===== ROWS =====
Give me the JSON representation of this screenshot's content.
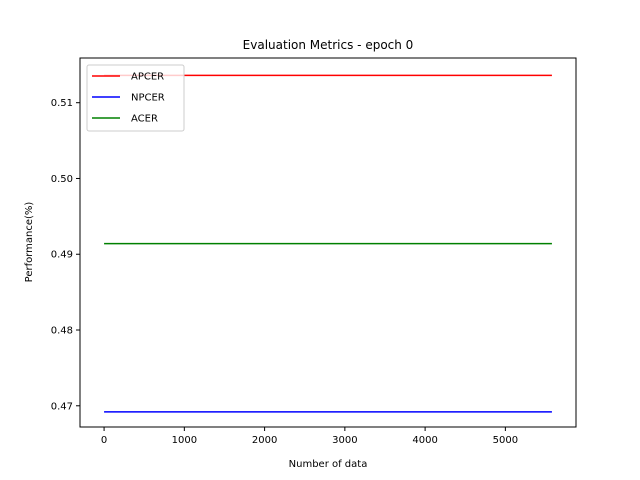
{
  "chart_data": {
    "type": "line",
    "title": "Evaluation Metrics - epoch 0",
    "xlabel": "Number of data",
    "ylabel": "Performance(%)",
    "xlim": [
      -300,
      5880
    ],
    "ylim": [
      0.4672,
      0.5159
    ],
    "x_ticks": [
      0,
      1000,
      2000,
      3000,
      4000,
      5000
    ],
    "y_ticks": [
      0.47,
      0.48,
      0.49,
      0.5,
      0.51
    ],
    "x_tick_labels": [
      "0",
      "1000",
      "2000",
      "3000",
      "4000",
      "5000"
    ],
    "y_tick_labels": [
      "0.47",
      "0.48",
      "0.49",
      "0.50",
      "0.51"
    ],
    "grid": false,
    "legend_position": "top-left",
    "series": [
      {
        "name": "APCER",
        "color": "#ff0000",
        "x": [
          0,
          5580
        ],
        "y": [
          0.5136,
          0.5136
        ]
      },
      {
        "name": "NPCER",
        "color": "#0000ff",
        "x": [
          0,
          5580
        ],
        "y": [
          0.4692,
          0.4692
        ]
      },
      {
        "name": "ACER",
        "color": "#008000",
        "x": [
          0,
          5580
        ],
        "y": [
          0.4914,
          0.4914
        ]
      }
    ]
  }
}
=====
WHAT IS BEING ASKED: Write the listing above out again exactly, dropping each image.

ANSWER FOR THIS EXERCISE:
Give me the JSON representation of this screenshot's content.
{
  "chart_data": {
    "type": "line",
    "title": "Evaluation Metrics - epoch 0",
    "xlabel": "Number of data",
    "ylabel": "Performance(%)",
    "xlim": [
      -300,
      5880
    ],
    "ylim": [
      0.4672,
      0.5159
    ],
    "x_ticks": [
      0,
      1000,
      2000,
      3000,
      4000,
      5000
    ],
    "y_ticks": [
      0.47,
      0.48,
      0.49,
      0.5,
      0.51
    ],
    "x_tick_labels": [
      "0",
      "1000",
      "2000",
      "3000",
      "4000",
      "5000"
    ],
    "y_tick_labels": [
      "0.47",
      "0.48",
      "0.49",
      "0.50",
      "0.51"
    ],
    "grid": false,
    "legend_position": "top-left",
    "series": [
      {
        "name": "APCER",
        "color": "#ff0000",
        "x": [
          0,
          5580
        ],
        "y": [
          0.5136,
          0.5136
        ]
      },
      {
        "name": "NPCER",
        "color": "#0000ff",
        "x": [
          0,
          5580
        ],
        "y": [
          0.4692,
          0.4692
        ]
      },
      {
        "name": "ACER",
        "color": "#008000",
        "x": [
          0,
          5580
        ],
        "y": [
          0.4914,
          0.4914
        ]
      }
    ]
  }
}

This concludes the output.